Records from a data collection

-------

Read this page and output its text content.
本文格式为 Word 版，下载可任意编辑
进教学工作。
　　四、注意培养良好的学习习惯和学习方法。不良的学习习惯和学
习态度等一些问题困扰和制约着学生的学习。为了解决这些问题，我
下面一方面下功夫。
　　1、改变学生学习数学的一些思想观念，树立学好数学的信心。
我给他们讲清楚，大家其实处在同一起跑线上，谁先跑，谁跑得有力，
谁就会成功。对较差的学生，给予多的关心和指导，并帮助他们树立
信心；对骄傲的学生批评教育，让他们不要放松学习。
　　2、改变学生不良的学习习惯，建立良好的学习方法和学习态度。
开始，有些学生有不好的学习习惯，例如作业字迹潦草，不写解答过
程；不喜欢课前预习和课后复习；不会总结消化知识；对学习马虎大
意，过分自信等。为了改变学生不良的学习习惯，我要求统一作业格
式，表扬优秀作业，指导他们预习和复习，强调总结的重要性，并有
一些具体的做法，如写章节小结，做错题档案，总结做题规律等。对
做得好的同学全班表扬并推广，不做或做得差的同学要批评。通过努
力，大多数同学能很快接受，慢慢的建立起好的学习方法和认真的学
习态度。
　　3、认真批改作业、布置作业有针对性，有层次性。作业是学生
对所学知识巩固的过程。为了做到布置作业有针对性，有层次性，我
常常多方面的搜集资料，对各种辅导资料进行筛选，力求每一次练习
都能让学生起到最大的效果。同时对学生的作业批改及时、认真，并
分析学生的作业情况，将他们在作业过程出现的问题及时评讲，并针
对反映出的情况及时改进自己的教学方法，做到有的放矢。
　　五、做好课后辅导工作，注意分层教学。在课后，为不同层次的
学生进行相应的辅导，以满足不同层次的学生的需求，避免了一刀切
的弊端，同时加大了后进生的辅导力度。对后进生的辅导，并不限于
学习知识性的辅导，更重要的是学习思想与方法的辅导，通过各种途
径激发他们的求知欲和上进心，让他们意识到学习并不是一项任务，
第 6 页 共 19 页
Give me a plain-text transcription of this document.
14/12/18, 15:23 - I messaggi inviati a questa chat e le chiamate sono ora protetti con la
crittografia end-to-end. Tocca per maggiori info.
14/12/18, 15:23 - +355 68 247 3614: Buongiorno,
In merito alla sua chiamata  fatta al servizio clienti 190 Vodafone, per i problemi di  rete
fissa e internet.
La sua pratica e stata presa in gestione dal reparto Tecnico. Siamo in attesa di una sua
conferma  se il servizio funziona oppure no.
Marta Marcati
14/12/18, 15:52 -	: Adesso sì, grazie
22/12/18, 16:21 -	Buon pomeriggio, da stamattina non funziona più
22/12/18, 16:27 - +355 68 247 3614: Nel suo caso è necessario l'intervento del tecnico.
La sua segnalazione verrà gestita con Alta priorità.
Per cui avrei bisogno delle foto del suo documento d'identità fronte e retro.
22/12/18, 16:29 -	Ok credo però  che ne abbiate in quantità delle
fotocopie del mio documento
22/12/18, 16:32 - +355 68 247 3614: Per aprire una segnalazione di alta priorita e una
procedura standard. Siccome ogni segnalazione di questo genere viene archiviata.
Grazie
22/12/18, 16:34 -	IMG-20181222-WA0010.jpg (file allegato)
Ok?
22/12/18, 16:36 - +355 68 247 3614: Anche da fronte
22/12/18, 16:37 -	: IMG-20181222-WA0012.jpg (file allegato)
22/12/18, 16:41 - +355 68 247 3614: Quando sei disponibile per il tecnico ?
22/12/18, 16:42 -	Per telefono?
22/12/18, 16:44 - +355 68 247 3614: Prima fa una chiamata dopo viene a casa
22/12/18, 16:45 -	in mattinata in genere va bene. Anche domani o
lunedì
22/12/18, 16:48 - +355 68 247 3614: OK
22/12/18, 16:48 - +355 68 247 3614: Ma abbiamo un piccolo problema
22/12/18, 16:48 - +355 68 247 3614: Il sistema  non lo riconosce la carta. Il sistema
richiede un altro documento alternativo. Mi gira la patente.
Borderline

-------

**To be done**
The listing above must be transcribed exactly, line by line.

**Task answer**
Read this page and output its text content.
本文格式为 Word 版，下载可任意编辑
进教学工作。
　　四、注意培养良好的学习习惯和学习方法。不良的学习习惯和学
习态度等一些问题困扰和制约着学生的学习。为了解决这些问题，我
下面一方面下功夫。
　　1、改变学生学习数学的一些思想观念，树立学好数学的信心。
我给他们讲清楚，大家其实处在同一起跑线上，谁先跑，谁跑得有力，
谁就会成功。对较差的学生，给予多的关心和指导，并帮助他们树立
信心；对骄傲的学生批评教育，让他们不要放松学习。
　　2、改变学生不良的学习习惯，建立良好的学习方法和学习态度。
开始，有些学生有不好的学习习惯，例如作业字迹潦草，不写解答过
程；不喜欢课前预习和课后复习；不会总结消化知识；对学习马虎大
意，过分自信等。为了改变学生不良的学习习惯，我要求统一作业格
式，表扬优秀作业，指导他们预习和复习，强调总结的重要性，并有
一些具体的做法，如写章节小结，做错题档案，总结做题规律等。对
做得好的同学全班表扬并推广，不做或做得差的同学要批评。通过努
力，大多数同学能很快接受，慢慢的建立起好的学习方法和认真的学
习态度。
　　3、认真批改作业、布置作业有针对性，有层次性。作业是学生
对所学知识巩固的过程。为了做到布置作业有针对性，有层次性，我
常常多方面的搜集资料，对各种辅导资料进行筛选，力求每一次练习
都能让学生起到最大的效果。同时对学生的作业批改及时、认真，并
分析学生的作业情况，将他们在作业过程出现的问题及时评讲，并针
对反映出的情况及时改进自己的教学方法，做到有的放矢。
　　五、做好课后辅导工作，注意分层教学。在课后，为不同层次的
学生进行相应的辅导，以满足不同层次的学生的需求，避免了一刀切
的弊端，同时加大了后进生的辅导力度。对后进生的辅导，并不限于
学习知识性的辅导，更重要的是学习思想与方法的辅导，通过各种途
径激发他们的求知欲和上进心，让他们意识到学习并不是一项任务，
第 6 页 共 19 页
Give me a plain-text transcription of this document.
14/12/18, 15:23 - I messaggi inviati a questa chat e le chiamate sono ora protetti con la
crittografia end-to-end. Tocca per maggiori info.
14/12/18, 15:23 - +355 68 247 3614: Buongiorno,
In merito alla sua chiamata  fatta al servizio clienti 190 Vodafone, per i problemi di  rete
fissa e internet.
La sua pratica e stata presa in gestione dal reparto Tecnico. Siamo in attesa di una sua
conferma  se il servizio funziona oppure no.
Marta Marcati
14/12/18, 15:52 -	: Adesso sì, grazie
22/12/18, 16:21 -	Buon pomeriggio, da stamattina non funziona più
22/12/18, 16:27 - +355 68 247 3614: Nel suo caso è necessario l'intervento del tecnico.
La sua segnalazione verrà gestita con Alta priorità.
Per cui avrei bisogno delle foto del suo documento d'identità fronte e retro.
22/12/18, 16:29 -	Ok credo però  che ne abbiate in quantità delle
fotocopie del mio documento
22/12/18, 16:32 - +355 68 247 3614: Per aprire una segnalazione di alta priorita e una
procedura standard. Siccome ogni segnalazione di questo genere viene archiviata.
Grazie
22/12/18, 16:34 -	IMG-20181222-WA0010.jpg (file allegato)
Ok?
22/12/18, 16:36 - +355 68 247 3614: Anche da fronte
22/12/18, 16:37 -	: IMG-20181222-WA0012.jpg (file allegato)
22/12/18, 16:41 - +355 68 247 3614: Quando sei disponibile per il tecnico ?
22/12/18, 16:42 -	Per telefono?
22/12/18, 16:44 - +355 68 247 3614: Prima fa una chiamata dopo viene a casa
22/12/18, 16:45 -	in mattinata in genere va bene. Anche domani o
lunedì
22/12/18, 16:48 - +355 68 247 3614: OK
22/12/18, 16:48 - +355 68 247 3614: Ma abbiamo un piccolo problema
22/12/18, 16:48 - +355 68 247 3614: Il sistema  non lo riconosce la carta. Il sistema
richiede un altro documento alternativo. Mi gira la patente.
Borderline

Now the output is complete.